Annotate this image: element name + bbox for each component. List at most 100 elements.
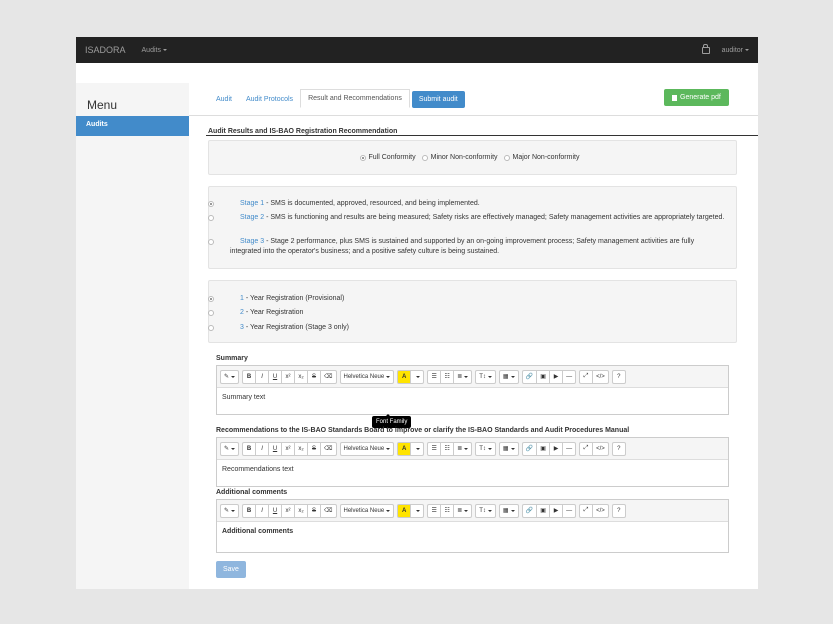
video-icon[interactable]: ▶ [549, 441, 564, 456]
line-height-icon[interactable]: T↕ [475, 441, 496, 456]
unordered-list-icon[interactable]: ☰ [427, 441, 442, 456]
radio-button[interactable] [359, 154, 366, 161]
stage-option-1[interactable]: Stage 1 - SMS is documented, approved, r… [208, 199, 726, 209]
italic-button[interactable]: I [255, 369, 270, 384]
unordered-list-icon[interactable]: ☰ [427, 503, 442, 518]
video-icon[interactable]: ▶ [549, 369, 564, 384]
stage-option-2[interactable]: Stage 2 - SMS is functioning and results… [208, 213, 726, 223]
paragraph-align-icon[interactable]: ≣ [453, 369, 473, 384]
user-menu[interactable]: auditor [722, 47, 749, 54]
tab-audit[interactable]: Audit [209, 91, 239, 108]
bold-button[interactable]: B [242, 369, 257, 384]
radio-button[interactable] [208, 310, 214, 316]
eraser-icon[interactable]: ⌫ [320, 441, 337, 456]
fullscreen-icon[interactable]: ⤢ [579, 503, 594, 518]
help-icon[interactable]: ? [611, 369, 626, 384]
link-icon[interactable]: 🔗 [521, 369, 538, 384]
audits-menu[interactable]: Audits [142, 47, 167, 54]
registration-option-3[interactable]: 3 - Year Registration (Stage 3 only) [208, 323, 726, 333]
fullscreen-icon[interactable]: ⤢ [579, 441, 594, 456]
bold-button[interactable]: B [242, 503, 257, 518]
code-view-icon[interactable]: </> [592, 369, 609, 384]
eraser-icon[interactable]: ⌫ [320, 369, 337, 384]
radio-button[interactable] [208, 215, 214, 221]
radio-button[interactable] [208, 325, 214, 331]
radio-button[interactable] [421, 154, 428, 161]
subscript-button[interactable]: x₂ [294, 503, 309, 518]
text-color-button[interactable]: A [397, 369, 412, 384]
brand-logo[interactable]: ISADORA [85, 45, 126, 55]
radio-button[interactable] [208, 296, 214, 302]
underline-button[interactable]: U [268, 503, 283, 518]
video-icon[interactable]: ▶ [549, 503, 564, 518]
magic-style-button[interactable]: ✎ [220, 369, 240, 384]
italic-button[interactable]: I [255, 503, 270, 518]
tab-audit-protocols[interactable]: Audit Protocols [239, 91, 300, 108]
unordered-list-icon[interactable]: ☰ [427, 369, 442, 384]
subscript-button[interactable]: x₂ [294, 441, 309, 456]
tab-result-and-recommendations[interactable]: Result and Recommendations [300, 89, 410, 108]
eraser-icon[interactable]: ⌫ [320, 503, 337, 518]
font-family-select[interactable]: Helvetica Neue [339, 441, 395, 456]
text-color-button[interactable]: A [397, 441, 412, 456]
radio-button[interactable] [503, 154, 510, 161]
paragraph-align-icon[interactable]: ≣ [453, 503, 473, 518]
superscript-button[interactable]: x² [281, 503, 296, 518]
image-icon[interactable]: ▣ [536, 369, 551, 384]
registration-option-2[interactable]: 2 - Year Registration [208, 308, 726, 318]
subscript-button[interactable]: x₂ [294, 369, 309, 384]
magic-style-button[interactable]: ✎ [220, 503, 240, 518]
conformity-option-full[interactable]: Full Conformity [359, 154, 416, 161]
superscript-button[interactable]: x² [281, 441, 296, 456]
link-icon[interactable]: 🔗 [521, 441, 538, 456]
line-height-icon[interactable]: T↕ [475, 369, 496, 384]
table-icon[interactable]: ▦ [498, 369, 519, 384]
strikethrough-button[interactable]: S [307, 503, 322, 518]
help-icon[interactable]: ? [611, 441, 626, 456]
magic-style-button[interactable]: ✎ [220, 441, 240, 456]
paragraph-align-icon[interactable]: ≣ [453, 441, 473, 456]
ordered-list-icon[interactable]: ☷ [440, 441, 455, 456]
additional-comments-editor-body[interactable]: Additional comments [217, 522, 728, 552]
stage-option-3[interactable]: Stage 3 - Stage 2 performance, plus SMS … [208, 237, 726, 257]
save-button[interactable]: Save [216, 561, 246, 578]
bold-button[interactable]: B [242, 441, 257, 456]
code-view-icon[interactable]: </> [592, 441, 609, 456]
summary-editor-body[interactable]: Summary text [217, 388, 728, 414]
color-dropdown-button[interactable] [410, 503, 425, 518]
radio-button[interactable] [208, 201, 214, 207]
text-color-button[interactable]: A [397, 503, 412, 518]
ordered-list-icon[interactable]: ☷ [440, 503, 455, 518]
code-view-icon[interactable]: </> [592, 503, 609, 518]
image-icon[interactable]: ▣ [536, 503, 551, 518]
line-height-icon[interactable]: T↕ [475, 503, 496, 518]
horizontal-rule-icon[interactable]: — [562, 503, 577, 518]
strikethrough-button[interactable]: S [307, 441, 322, 456]
color-dropdown-button[interactable] [410, 369, 425, 384]
lock-icon[interactable] [701, 43, 710, 54]
conformity-option-minor[interactable]: Minor Non-conformity [421, 154, 498, 161]
image-icon[interactable]: ▣ [536, 441, 551, 456]
color-dropdown-button[interactable] [410, 441, 425, 456]
superscript-button[interactable]: x² [281, 369, 296, 384]
generate-pdf-button[interactable]: Generate pdf [664, 89, 729, 106]
link-icon[interactable]: 🔗 [521, 503, 538, 518]
horizontal-rule-icon[interactable]: — [562, 369, 577, 384]
font-family-select[interactable]: Helvetica Neue [339, 369, 395, 384]
ordered-list-icon[interactable]: ☷ [440, 369, 455, 384]
help-icon[interactable]: ? [611, 503, 626, 518]
radio-button[interactable] [208, 239, 214, 245]
table-icon[interactable]: ▦ [498, 503, 519, 518]
horizontal-rule-icon[interactable]: — [562, 441, 577, 456]
table-icon[interactable]: ▦ [498, 441, 519, 456]
recommendations-editor-body[interactable]: Recommendations text [217, 460, 728, 486]
fullscreen-icon[interactable]: ⤢ [579, 369, 594, 384]
sidebar-item-audits[interactable]: Audits [76, 116, 189, 136]
underline-button[interactable]: U [268, 369, 283, 384]
font-family-select[interactable]: Helvetica Neue [339, 503, 395, 518]
registration-option-1[interactable]: 1 - Year Registration (Provisional) [208, 294, 726, 304]
underline-button[interactable]: U [268, 441, 283, 456]
submit-audit-button[interactable]: Submit audit [411, 91, 465, 108]
italic-button[interactable]: I [255, 441, 270, 456]
conformity-option-major[interactable]: Major Non-conformity [503, 154, 579, 161]
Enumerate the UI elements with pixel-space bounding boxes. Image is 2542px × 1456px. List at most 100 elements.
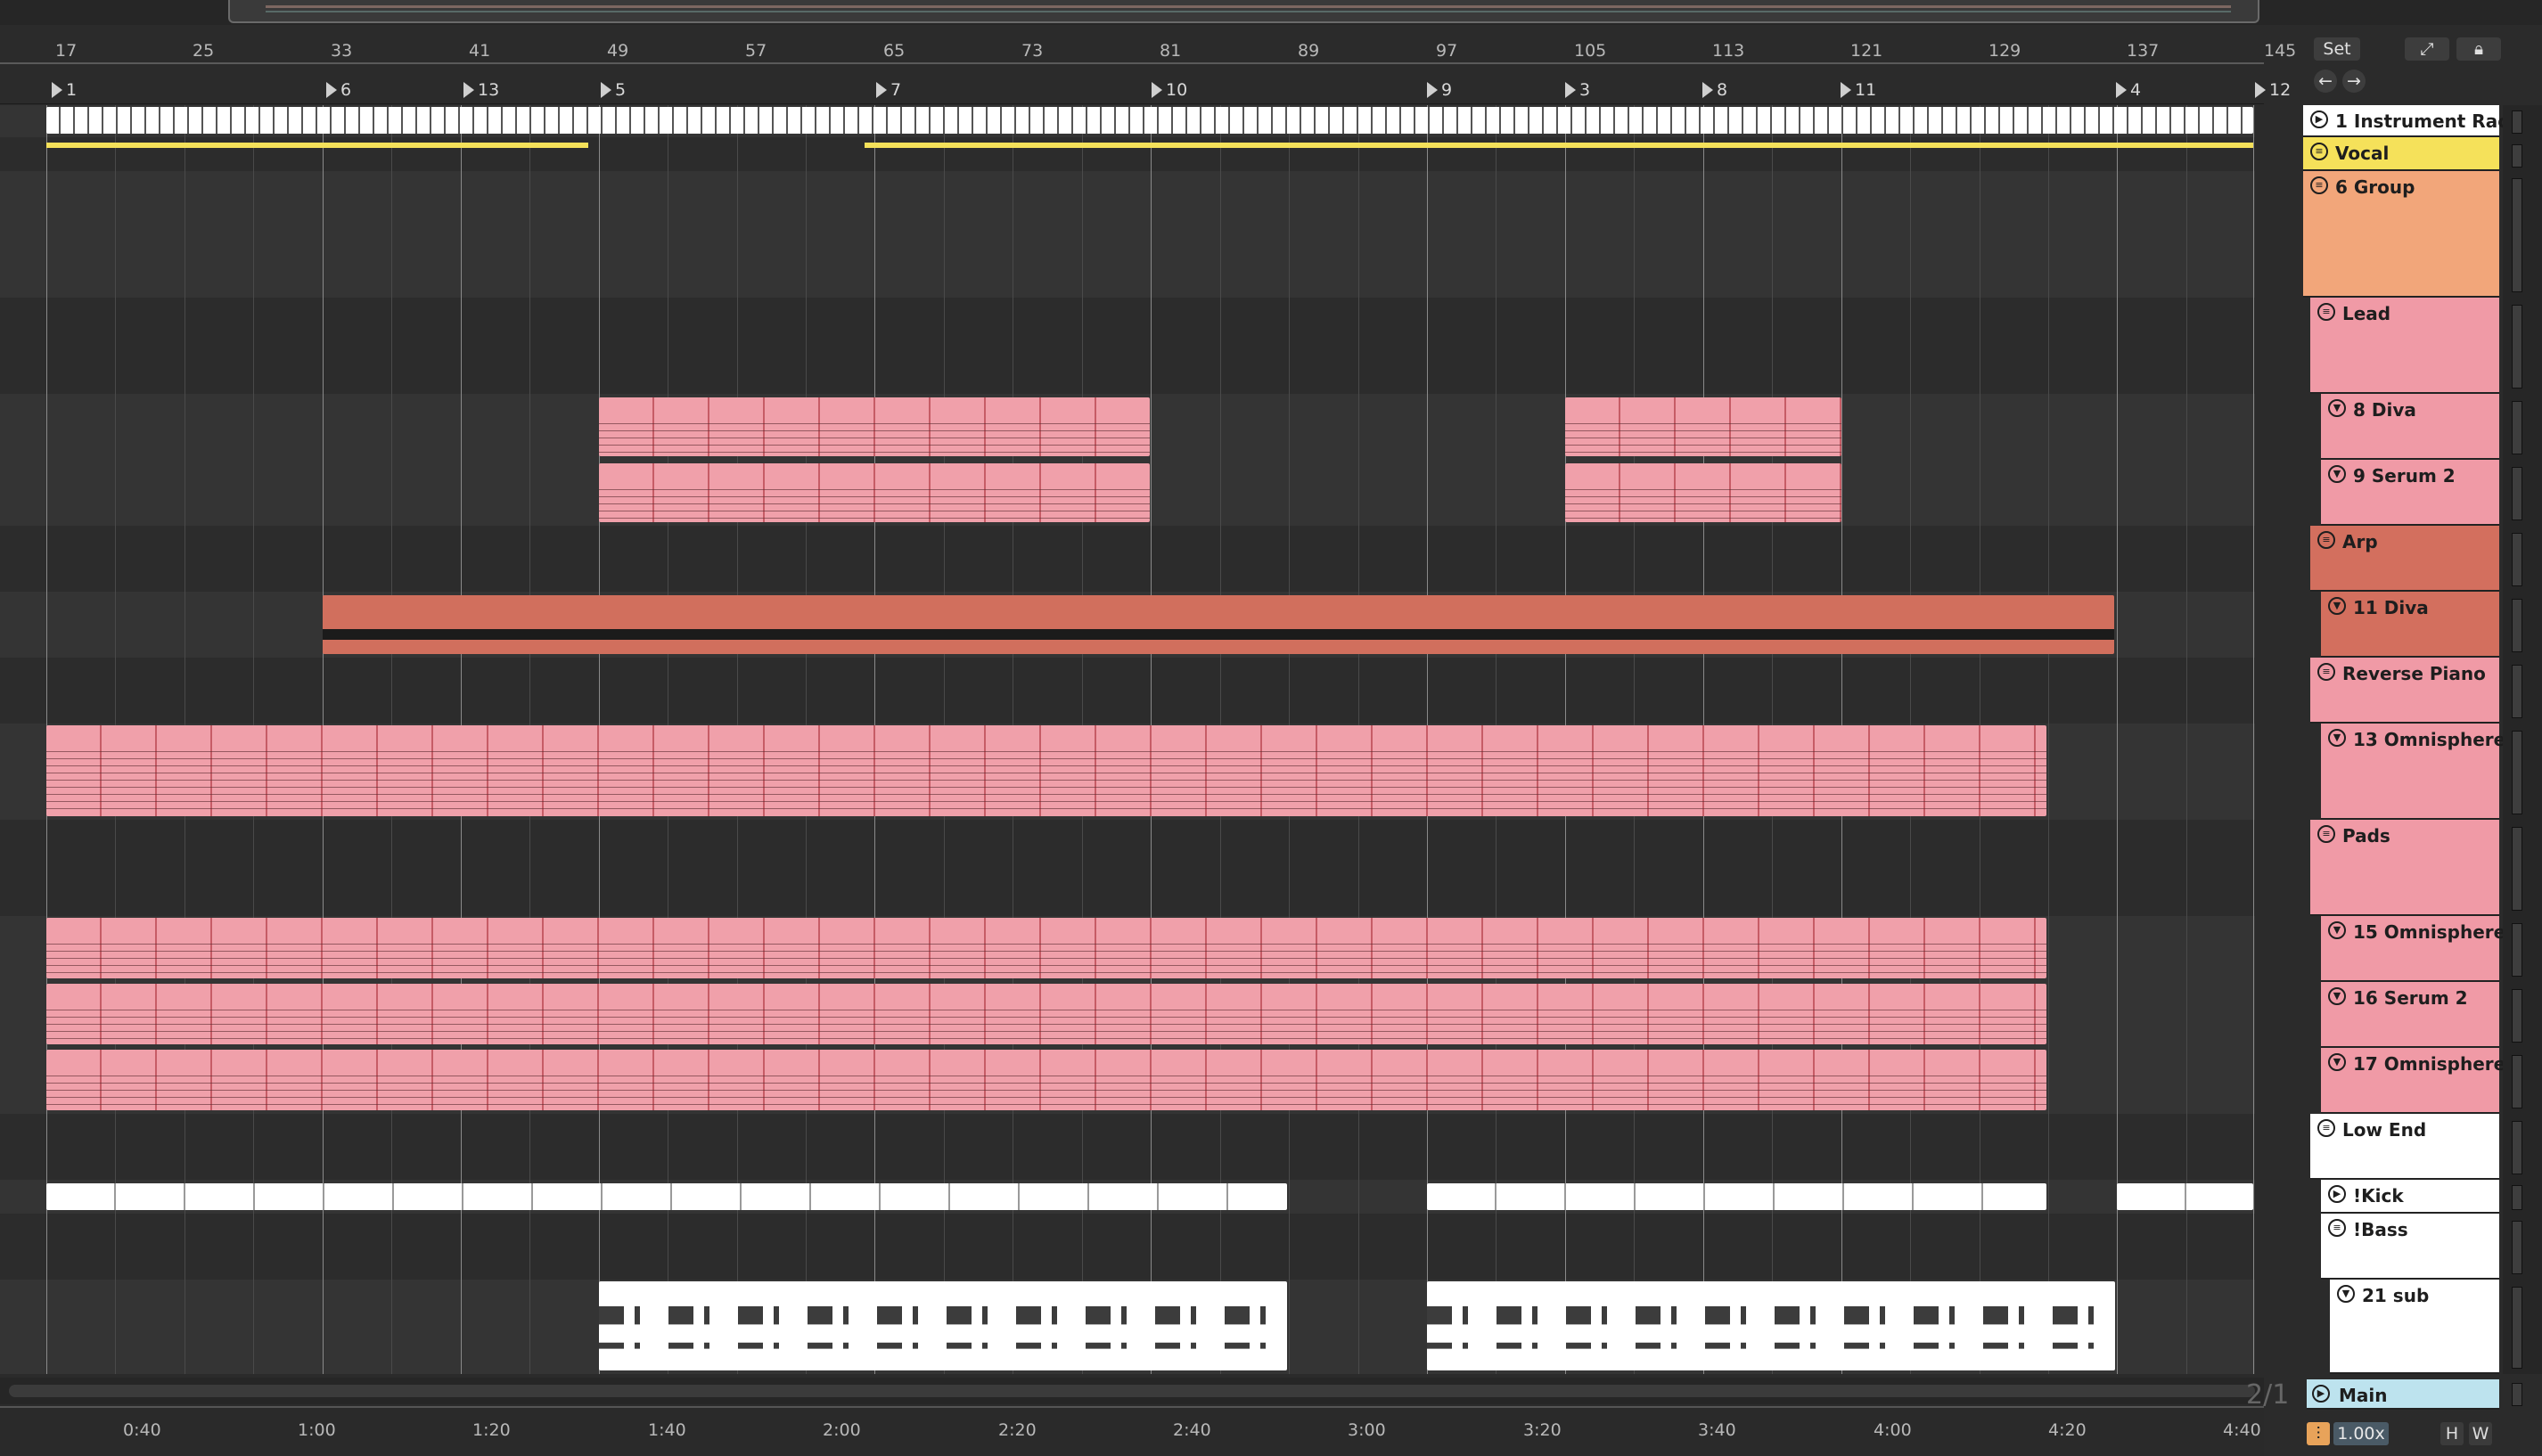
track-header[interactable]: ≡ Reverse Piano: [2310, 658, 2499, 724]
locator-marker[interactable]: 3: [1565, 80, 1590, 100]
track-header[interactable]: ▼ 17 Omnisphere: [2321, 1048, 2505, 1114]
time-ruler[interactable]: 0:40 1:00 1:20 1:40 2:00 2:20 2:40 3:00 …: [0, 1406, 2264, 1456]
track-lane[interactable]: [0, 1214, 2255, 1281]
track-lane[interactable]: [0, 298, 2255, 396]
track-header[interactable]: ▼ 11 Diva: [2321, 592, 2499, 658]
kick-clip[interactable]: [2117, 1183, 2253, 1210]
time-label: 1:20: [472, 1420, 511, 1440]
track-header[interactable]: ≡ Pads: [2310, 820, 2499, 916]
arrangement-track-area[interactable]: [0, 105, 2255, 1374]
track-header[interactable]: ▼ 15 Omnisphere: [2321, 916, 2505, 982]
group-icon[interactable]: ≡: [2310, 176, 2328, 194]
locator-marker[interactable]: 13: [463, 80, 499, 100]
track-header[interactable]: ≡ !Bass: [2321, 1214, 2499, 1280]
midi-clip[interactable]: [1565, 397, 1841, 456]
kick-clip[interactable]: [1427, 1183, 2046, 1210]
track-header[interactable]: ▼ 9 Serum 2: [2321, 460, 2499, 526]
chevron-down-icon[interactable]: ▼: [2328, 597, 2346, 615]
midi-clip[interactable]: [1565, 463, 1841, 522]
chevron-down-icon[interactable]: ▼: [2328, 729, 2346, 747]
beat-time-ruler[interactable]: 17 25 33 41 49 57 65 73 81 89 97 105 113…: [0, 41, 2264, 64]
sub-bass-clip[interactable]: [599, 1281, 1287, 1370]
track-header[interactable]: ▼ 13 Omnisphere: [2321, 724, 2505, 820]
track-header[interactable]: ≡ 6 Group: [2303, 171, 2499, 298]
midi-clip[interactable]: [46, 918, 2046, 978]
lock-icon[interactable]: 🔒︎: [2456, 37, 2501, 61]
locator-marker[interactable]: 12: [2255, 80, 2291, 100]
set-button[interactable]: Set: [2314, 37, 2360, 61]
locator-scene-row[interactable]: 1 6 13 5 7 10 9 3 8 11 4 12: [0, 78, 2291, 104]
overview-visible-range[interactable]: [228, 0, 2259, 23]
group-icon[interactable]: ≡: [2317, 303, 2335, 321]
play-icon[interactable]: ▶: [2310, 110, 2328, 128]
locator-marker[interactable]: 6: [326, 80, 351, 100]
locator-marker[interactable]: 10: [1152, 80, 1187, 100]
midi-clip-arp[interactable]: [323, 595, 2114, 654]
w-button[interactable]: W: [2469, 1422, 2492, 1445]
group-icon[interactable]: ≡: [2328, 1219, 2346, 1237]
play-icon[interactable]: ▶: [2312, 1385, 2330, 1403]
chevron-down-icon[interactable]: ▼: [2328, 1053, 2346, 1071]
track-header[interactable]: ≡ Lead: [2310, 298, 2499, 394]
midi-clip[interactable]: [599, 463, 1150, 522]
scrollbar-thumb[interactable]: [9, 1385, 2255, 1397]
group-icon[interactable]: ≡: [2317, 663, 2335, 681]
sub-bass-clip[interactable]: [1427, 1281, 2115, 1370]
arrow-right-icon[interactable]: →: [2342, 70, 2366, 93]
locator-marker[interactable]: 11: [1841, 80, 1876, 100]
waveform-icon[interactable]: ⫶: [2307, 1422, 2330, 1445]
horizontal-scrollbar[interactable]: [0, 1378, 2264, 1404]
midi-clip[interactable]: [46, 725, 2046, 816]
time-label: 4:00: [1874, 1420, 1912, 1440]
group-icon[interactable]: ≡: [2317, 825, 2335, 843]
chevron-down-icon[interactable]: ▼: [2328, 465, 2346, 483]
instrument-rack-clip[interactable]: [46, 107, 2253, 134]
group-icon[interactable]: ≡: [2317, 531, 2335, 549]
group-icon[interactable]: ≡: [2310, 143, 2328, 160]
chevron-down-icon[interactable]: ▼: [2328, 399, 2346, 417]
expand-icon[interactable]: ⤢: [2405, 37, 2449, 61]
tempo-multiplier[interactable]: 1.00x: [2333, 1422, 2389, 1445]
locator-marker[interactable]: 5: [601, 80, 626, 100]
locator-marker[interactable]: 8: [1702, 80, 1727, 100]
track-name: 15 Omnisphere: [2353, 921, 2506, 943]
locator-marker[interactable]: 9: [1427, 80, 1452, 100]
group-icon[interactable]: ≡: [2317, 1119, 2335, 1137]
track-lane[interactable]: [0, 526, 2255, 593]
main-track-header[interactable]: ▶ Main: [2307, 1379, 2499, 1410]
vocal-automation-line[interactable]: [865, 143, 2253, 148]
flag-icon: [326, 82, 337, 98]
track-header[interactable]: ▶ !Kick: [2321, 1180, 2499, 1214]
chevron-down-icon[interactable]: ▼: [2328, 921, 2346, 939]
chevron-down-icon[interactable]: ▼: [2337, 1285, 2355, 1303]
track-lane[interactable]: [0, 658, 2255, 725]
locator-marker[interactable]: 1: [52, 80, 77, 100]
track-header[interactable]: ▼ 16 Serum 2: [2321, 982, 2499, 1048]
track-header[interactable]: ▼ 21 sub: [2330, 1280, 2499, 1374]
vocal-automation-line[interactable]: [46, 143, 588, 148]
arrangement-overview[interactable]: [0, 0, 2542, 25]
chevron-down-icon[interactable]: ▼: [2328, 987, 2346, 1005]
track-lane[interactable]: [0, 171, 2255, 299]
track-header[interactable]: ≡ Arp: [2310, 526, 2499, 592]
locator-marker[interactable]: 4: [2116, 80, 2141, 100]
midi-clip[interactable]: [46, 1050, 2046, 1110]
track-header[interactable]: ≡ Vocal: [2303, 137, 2499, 171]
track-header[interactable]: ▼ 8 Diva: [2321, 394, 2499, 460]
track-header[interactable]: ▶ 1 Instrument Rac: [2303, 105, 2508, 137]
arrow-left-icon[interactable]: ←: [2314, 70, 2337, 93]
track-header[interactable]: ≡ Low End: [2310, 1114, 2499, 1180]
arrangement-view: 17 25 33 41 49 57 65 73 81 89 97 105 113…: [0, 0, 2542, 1456]
track-lane[interactable]: [0, 820, 2255, 918]
level-meter: [2512, 305, 2522, 389]
kick-clip[interactable]: [46, 1183, 1287, 1210]
play-icon[interactable]: ▶: [2328, 1185, 2346, 1203]
midi-clip[interactable]: [46, 984, 2046, 1044]
track-lane[interactable]: [0, 1114, 2255, 1182]
locator-marker[interactable]: 7: [876, 80, 901, 100]
h-button[interactable]: H: [2440, 1422, 2464, 1445]
midi-clip[interactable]: [599, 397, 1150, 456]
flag-icon: [52, 82, 62, 98]
level-meter: [2512, 827, 2522, 911]
level-meter: [2512, 1383, 2522, 1406]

++++++++++

[What the task asks] Transcribe the lines of the data from the line containing "track-header[interactable]: ≡ Reverse" up to and including the line containing "midi-clip[interactable]: [1565, 463, 1841, 522]", keeping every character unchanged.

[Output for this task]
track-header[interactable]: ≡ Reverse Piano: [2310, 658, 2499, 724]
locator-marker[interactable]: 3: [1565, 80, 1590, 100]
track-header[interactable]: ▼ 17 Omnisphere: [2321, 1048, 2505, 1114]
time-ruler[interactable]: 0:40 1:00 1:20 1:40 2:00 2:20 2:40 3:00 …: [0, 1406, 2264, 1456]
track-lane[interactable]: [0, 1214, 2255, 1281]
track-lane[interactable]: [0, 298, 2255, 396]
track-header[interactable]: ▼ 11 Diva: [2321, 592, 2499, 658]
kick-clip[interactable]: [2117, 1183, 2253, 1210]
time-label: 1:20: [472, 1420, 511, 1440]
track-header[interactable]: ≡ Pads: [2310, 820, 2499, 916]
arrangement-track-area[interactable]: [0, 105, 2255, 1374]
track-header[interactable]: ▼ 15 Omnisphere: [2321, 916, 2505, 982]
group-icon[interactable]: ≡: [2310, 176, 2328, 194]
locator-marker[interactable]: 13: [463, 80, 499, 100]
track-header[interactable]: ≡ !Bass: [2321, 1214, 2499, 1280]
midi-clip[interactable]: [1565, 397, 1841, 456]
kick-clip[interactable]: [1427, 1183, 2046, 1210]
track-header[interactable]: ▼ 9 Serum 2: [2321, 460, 2499, 526]
chevron-down-icon[interactable]: ▼: [2328, 597, 2346, 615]
midi-clip[interactable]: [1565, 463, 1841, 522]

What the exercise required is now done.